▶ **EXERCISE TASK**
What lines of the data hold the string "right"? Pull each one out.

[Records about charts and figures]
◇ ◇ ◇ ◇ ◇
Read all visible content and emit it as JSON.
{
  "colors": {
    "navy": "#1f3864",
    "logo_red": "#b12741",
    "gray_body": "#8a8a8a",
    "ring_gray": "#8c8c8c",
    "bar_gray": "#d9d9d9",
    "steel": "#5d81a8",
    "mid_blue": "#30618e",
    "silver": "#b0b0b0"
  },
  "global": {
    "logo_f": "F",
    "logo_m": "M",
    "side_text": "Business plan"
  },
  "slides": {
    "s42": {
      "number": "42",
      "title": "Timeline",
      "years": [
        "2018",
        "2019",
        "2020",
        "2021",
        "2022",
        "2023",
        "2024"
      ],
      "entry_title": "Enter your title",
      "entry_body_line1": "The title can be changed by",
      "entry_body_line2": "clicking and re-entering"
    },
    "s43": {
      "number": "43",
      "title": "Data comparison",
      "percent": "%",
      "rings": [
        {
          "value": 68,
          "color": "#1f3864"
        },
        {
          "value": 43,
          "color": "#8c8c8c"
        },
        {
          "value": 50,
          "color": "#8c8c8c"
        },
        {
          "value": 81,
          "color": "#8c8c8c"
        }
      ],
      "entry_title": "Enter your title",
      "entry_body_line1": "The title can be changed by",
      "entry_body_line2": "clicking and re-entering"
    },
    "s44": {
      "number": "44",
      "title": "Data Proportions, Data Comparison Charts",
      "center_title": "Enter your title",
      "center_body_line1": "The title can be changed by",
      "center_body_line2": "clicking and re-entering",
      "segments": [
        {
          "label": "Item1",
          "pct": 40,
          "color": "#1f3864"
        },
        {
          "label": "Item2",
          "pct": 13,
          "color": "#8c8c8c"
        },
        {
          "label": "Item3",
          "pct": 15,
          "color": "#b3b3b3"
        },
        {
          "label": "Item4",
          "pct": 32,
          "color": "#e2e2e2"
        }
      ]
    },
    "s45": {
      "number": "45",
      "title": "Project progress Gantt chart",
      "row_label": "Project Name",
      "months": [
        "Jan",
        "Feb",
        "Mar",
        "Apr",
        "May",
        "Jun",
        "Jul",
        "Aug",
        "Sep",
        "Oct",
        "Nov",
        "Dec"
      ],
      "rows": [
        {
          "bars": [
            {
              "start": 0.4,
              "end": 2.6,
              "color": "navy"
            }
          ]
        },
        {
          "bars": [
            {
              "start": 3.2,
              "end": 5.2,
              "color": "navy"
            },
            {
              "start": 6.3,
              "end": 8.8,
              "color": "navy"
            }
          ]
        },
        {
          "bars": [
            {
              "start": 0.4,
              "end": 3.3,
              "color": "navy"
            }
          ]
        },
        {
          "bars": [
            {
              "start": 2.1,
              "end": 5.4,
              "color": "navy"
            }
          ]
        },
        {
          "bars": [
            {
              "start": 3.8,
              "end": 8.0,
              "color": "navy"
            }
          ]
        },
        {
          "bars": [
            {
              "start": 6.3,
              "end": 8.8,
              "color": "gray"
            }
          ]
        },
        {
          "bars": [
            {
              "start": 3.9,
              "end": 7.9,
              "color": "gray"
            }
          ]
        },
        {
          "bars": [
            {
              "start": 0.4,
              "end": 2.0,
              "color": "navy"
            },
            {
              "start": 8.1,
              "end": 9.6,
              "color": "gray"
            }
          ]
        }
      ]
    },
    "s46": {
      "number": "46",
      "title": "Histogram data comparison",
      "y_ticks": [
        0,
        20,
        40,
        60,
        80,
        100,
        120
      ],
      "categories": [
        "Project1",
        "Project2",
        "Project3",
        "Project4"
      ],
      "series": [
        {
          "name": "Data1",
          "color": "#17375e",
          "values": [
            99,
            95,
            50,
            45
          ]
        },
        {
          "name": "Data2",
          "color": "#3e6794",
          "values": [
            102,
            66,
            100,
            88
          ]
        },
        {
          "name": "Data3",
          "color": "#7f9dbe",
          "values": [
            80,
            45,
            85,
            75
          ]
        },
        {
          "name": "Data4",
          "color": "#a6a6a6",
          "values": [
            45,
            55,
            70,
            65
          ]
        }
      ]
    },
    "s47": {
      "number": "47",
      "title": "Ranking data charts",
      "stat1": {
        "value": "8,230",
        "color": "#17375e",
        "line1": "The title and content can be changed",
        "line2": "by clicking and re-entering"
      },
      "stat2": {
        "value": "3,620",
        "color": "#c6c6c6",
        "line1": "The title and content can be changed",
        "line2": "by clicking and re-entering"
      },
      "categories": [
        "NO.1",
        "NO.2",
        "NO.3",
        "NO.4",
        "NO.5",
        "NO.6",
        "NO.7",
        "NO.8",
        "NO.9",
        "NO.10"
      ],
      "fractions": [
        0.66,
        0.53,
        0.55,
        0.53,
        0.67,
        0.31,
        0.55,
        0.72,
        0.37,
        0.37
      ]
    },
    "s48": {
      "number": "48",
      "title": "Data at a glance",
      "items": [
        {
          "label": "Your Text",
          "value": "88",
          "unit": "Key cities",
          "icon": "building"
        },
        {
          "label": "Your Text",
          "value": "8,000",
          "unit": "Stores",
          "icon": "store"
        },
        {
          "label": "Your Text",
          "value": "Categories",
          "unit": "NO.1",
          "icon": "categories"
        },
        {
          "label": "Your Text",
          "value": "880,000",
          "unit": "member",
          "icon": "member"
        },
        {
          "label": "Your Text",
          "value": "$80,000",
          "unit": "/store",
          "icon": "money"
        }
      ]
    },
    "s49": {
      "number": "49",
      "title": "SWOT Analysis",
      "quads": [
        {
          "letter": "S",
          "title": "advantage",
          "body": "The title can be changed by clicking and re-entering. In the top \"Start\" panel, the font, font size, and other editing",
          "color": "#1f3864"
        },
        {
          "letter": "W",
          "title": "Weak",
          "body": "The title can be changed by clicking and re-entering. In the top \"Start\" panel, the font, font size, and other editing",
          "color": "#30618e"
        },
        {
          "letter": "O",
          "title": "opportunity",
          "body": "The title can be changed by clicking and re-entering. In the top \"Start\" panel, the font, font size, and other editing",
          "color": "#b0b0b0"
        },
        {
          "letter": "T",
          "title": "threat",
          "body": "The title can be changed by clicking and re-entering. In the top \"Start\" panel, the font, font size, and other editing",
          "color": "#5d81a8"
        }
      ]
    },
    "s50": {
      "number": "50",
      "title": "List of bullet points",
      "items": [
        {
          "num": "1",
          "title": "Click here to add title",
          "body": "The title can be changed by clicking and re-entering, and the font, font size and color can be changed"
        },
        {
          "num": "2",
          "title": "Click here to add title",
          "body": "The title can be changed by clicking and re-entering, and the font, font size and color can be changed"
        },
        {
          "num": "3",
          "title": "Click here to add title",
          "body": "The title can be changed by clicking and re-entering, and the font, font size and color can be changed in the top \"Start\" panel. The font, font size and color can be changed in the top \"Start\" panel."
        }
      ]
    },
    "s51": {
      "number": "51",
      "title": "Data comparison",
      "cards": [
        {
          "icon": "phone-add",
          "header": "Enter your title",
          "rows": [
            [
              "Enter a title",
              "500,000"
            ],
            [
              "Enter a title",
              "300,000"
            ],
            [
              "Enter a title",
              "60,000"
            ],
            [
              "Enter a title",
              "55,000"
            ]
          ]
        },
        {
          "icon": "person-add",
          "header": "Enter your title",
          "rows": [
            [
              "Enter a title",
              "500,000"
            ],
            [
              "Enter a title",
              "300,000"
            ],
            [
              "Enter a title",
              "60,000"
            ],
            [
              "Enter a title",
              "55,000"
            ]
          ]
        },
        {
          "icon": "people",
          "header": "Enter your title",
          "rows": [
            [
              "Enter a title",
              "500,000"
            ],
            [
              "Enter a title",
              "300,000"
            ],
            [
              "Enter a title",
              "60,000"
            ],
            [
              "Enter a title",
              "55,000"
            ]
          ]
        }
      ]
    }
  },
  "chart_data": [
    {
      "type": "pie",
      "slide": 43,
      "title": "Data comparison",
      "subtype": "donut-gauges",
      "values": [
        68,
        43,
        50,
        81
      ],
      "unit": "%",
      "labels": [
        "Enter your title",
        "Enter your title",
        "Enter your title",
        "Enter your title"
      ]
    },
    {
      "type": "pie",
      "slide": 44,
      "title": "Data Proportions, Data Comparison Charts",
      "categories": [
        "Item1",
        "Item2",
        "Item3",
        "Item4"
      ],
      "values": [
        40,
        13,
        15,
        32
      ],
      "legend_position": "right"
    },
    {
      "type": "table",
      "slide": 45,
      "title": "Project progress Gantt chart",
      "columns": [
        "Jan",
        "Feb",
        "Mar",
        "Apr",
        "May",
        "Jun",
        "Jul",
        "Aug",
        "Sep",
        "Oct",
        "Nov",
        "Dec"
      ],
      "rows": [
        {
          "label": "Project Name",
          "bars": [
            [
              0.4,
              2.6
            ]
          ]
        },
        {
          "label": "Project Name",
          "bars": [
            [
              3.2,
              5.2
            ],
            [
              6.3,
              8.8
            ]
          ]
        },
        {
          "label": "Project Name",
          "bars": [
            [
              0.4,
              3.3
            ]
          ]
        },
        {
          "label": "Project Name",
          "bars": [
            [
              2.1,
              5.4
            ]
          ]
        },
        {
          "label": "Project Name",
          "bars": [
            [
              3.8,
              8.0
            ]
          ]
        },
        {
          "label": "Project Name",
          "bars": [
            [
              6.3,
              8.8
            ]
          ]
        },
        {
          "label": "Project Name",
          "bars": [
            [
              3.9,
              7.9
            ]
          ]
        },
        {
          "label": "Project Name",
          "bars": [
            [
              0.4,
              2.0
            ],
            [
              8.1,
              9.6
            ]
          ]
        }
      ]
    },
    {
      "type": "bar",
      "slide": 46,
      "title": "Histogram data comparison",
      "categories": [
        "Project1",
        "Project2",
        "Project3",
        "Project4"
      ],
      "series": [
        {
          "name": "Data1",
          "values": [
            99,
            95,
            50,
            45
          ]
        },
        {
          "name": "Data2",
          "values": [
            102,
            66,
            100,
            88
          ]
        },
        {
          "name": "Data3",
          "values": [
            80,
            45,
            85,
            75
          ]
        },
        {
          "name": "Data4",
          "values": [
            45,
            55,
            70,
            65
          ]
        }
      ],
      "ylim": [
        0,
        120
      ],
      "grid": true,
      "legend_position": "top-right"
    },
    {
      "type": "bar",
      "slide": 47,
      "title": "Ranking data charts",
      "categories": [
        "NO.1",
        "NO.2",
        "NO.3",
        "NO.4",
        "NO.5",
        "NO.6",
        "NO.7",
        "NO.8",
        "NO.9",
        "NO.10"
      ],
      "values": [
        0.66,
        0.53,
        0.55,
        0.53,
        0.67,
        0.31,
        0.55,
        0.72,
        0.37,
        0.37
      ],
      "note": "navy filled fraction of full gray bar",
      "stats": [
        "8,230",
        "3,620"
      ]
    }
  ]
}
◇ ◇ ◇ ◇ ◇
▶ **ANSWER FOR THE TASK**
      "legend_position": "right"
      "legend_position": "top-right"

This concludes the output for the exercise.